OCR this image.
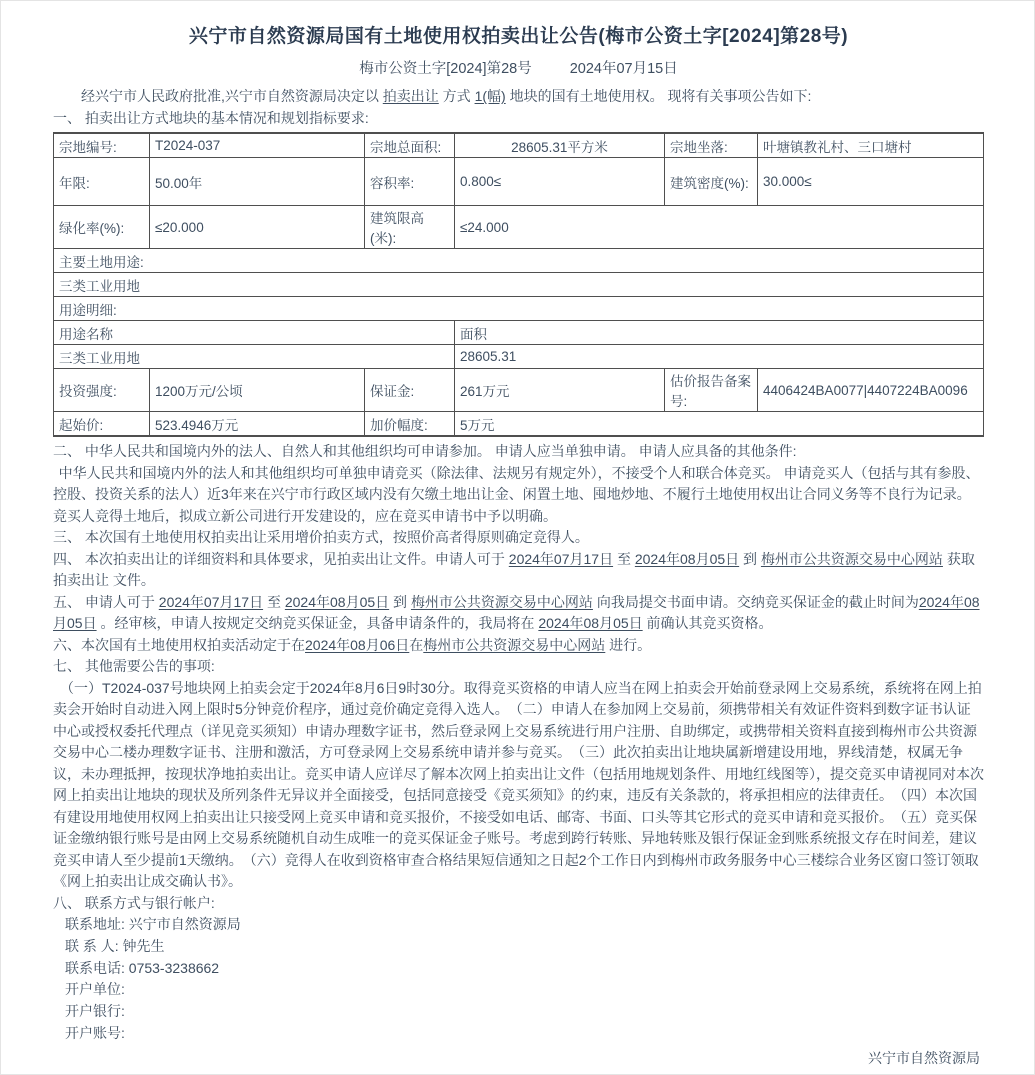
兴宁市自然资源局国有土地使用权拍卖出让公告(梅市公资土字[2024]第28号)
梅市公资土字[2024]第28号	2024年07月15日

经兴宁市人民政府批准,兴宁市自然资源局决定以 拍卖出让 方式 1(幅) 地块的国有土地使用权。 现将有关事项公告如下:

一、 拍卖出让方式地块的基本情况和规划指标要求:

宗地编号:	T2024-037	宗地总面积:	28605.31平方米	宗地坐落:	叶塘镇教礼村、三口塘村
年限:	50.00年	容积率:	0.800≤	建筑密度(%):	30.000≤
绿化率(%):	≤20.000	建筑限高(米):	≤24.000		
主要土地用途:					
三类工业用地					
用途明细:					
用途名称			面积		
三类工业用地			28605.31		
投资强度:	1200万元/公顷	保证金:	261万元	估价报告备案号:	4406424BA0077|4407224BA0096
起始价:	523.4946万元	加价幅度:	5万元		

二、 中华人民共和国境内外的法人、自然人和其他组织均可申请参加。 申请人应当单独申请。 申请人应具备的其他条件:

中华人民共和国境内外的法人和其他组织均可单独申请竞买（除法律、法规另有规定外），不接受个人和联合体竞买。 申请竞买人（包括与其有参股、控股、投资关系的法人）近3年来在兴宁市行政区域内没有欠缴土地出让金、闲置土地、囤地炒地、不履行土地使用权出让合同义务等不良行为记录。 竞买人竞得土地后，拟成立新公司进行开发建设的，应在竞买申请书中予以明确。

三、 本次国有土地使用权拍卖出让采用增价拍卖方式，按照价高者得原则确定竞得人。

四、 本次拍卖出让的详细资料和具体要求，见拍卖出让文件。申请人可于 2024年07月17日 至 2024年08月05日 到 梅州市公共资源交易中心网站 获取 拍卖出让 文件。

五、 申请人可于 2024年07月17日 至 2024年08月05日 到 梅州市公共资源交易中心网站 向我局提交书面申请。交纳竞买保证金的截止时间为2024年08月05日 。经审核，申请人按规定交纳竞买保证金，具备申请条件的，我局将在 2024年08月05日 前确认其竞买资格。

六、本次国有土地使用权拍卖活动定于在2024年08月06日在梅州市公共资源交易中心网站 进行。

七、 其他需要公告的事项:

　（一）T2024-037号地块网上拍卖会定于2024年8月6日9时30分。取得竞买资格的申请人应当在网上拍卖会开始前登录网上交易系统，系统将在网上拍卖会开始时自动进入网上限时5分钟竞价程序，通过竞价确定竞得入选人。　（二）申请人在参加网上交易前，须携带相关有效证件资料到数字证书认证中心或授权委托代理点（详见竞买须知）申请办理数字证书，然后登录网上交易系统进行用户注册、自助绑定，或携带相关资料直接到梅州市公共资源交易中心二楼办理数字证书、注册和激活，方可登录网上交易系统申请并参与竞买。　（三）此次拍卖出让地块属新增建设用地，界线清楚，权属无争议，未办理抵押，按现状净地拍卖出让。竞买申请人应详尽了解本次网上拍卖出让文件（包括用地规划条件、用地红线图等），提交竞买申请视同对本次网上拍卖出让地块的现状及所列条件无异议并全面接受，包括同意接受《竞买须知》的约束，违反有关条款的，将承担相应的法律责任。　（四）本次国有建设用地使用权网上拍卖出让只接受网上竞买申请和竞买报价，不接受如电话、邮寄、书面、口头等其它形式的竞买申请和竞买报价。　（五）竞买保证金缴纳银行账号是由网上交易系统随机自动生成唯一的竞买保证金子账号。考虑到跨行转账、异地转账及银行保证金到账系统报文存在时间差，建议竞买申请人至少提前1天缴纳。　（六）竞得人在收到资格审查合格结果短信通知之日起2个工作日内到梅州市政务服务中心三楼综合业务区窗口签订领取《网上拍卖出让成交确认书》。

八、 联系方式与银行帐户:

联系地址: 兴宁市自然资源局

联 系 人: 钟先生

联系电话: 0753-3238662

开户单位:

开户银行:

开户账号:

兴宁市自然资源局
*-*-*
# [Goal]
Gather each line of the listing that holds the string "申请人可于".

# [Response to the exercise]
四、 本次拍卖出让的详细资料和具体要求，见拍卖出让文件。申请人可于 2024年07月17日 至 2024年08月05日 到 梅州市公共资源交易中心网站 获取 拍卖出让 文件。
五、 申请人可于 2024年07月17日 至 2024年08月05日 到 梅州市公共资源交易中心网站 向我局提交书面申请。交纳竞买保证金的截止时间为2024年08月05日 。经审核，申请人按规定交纳竞买保证金，具备申请条件的，我局将在 2024年08月05日 前确认其竞买资格。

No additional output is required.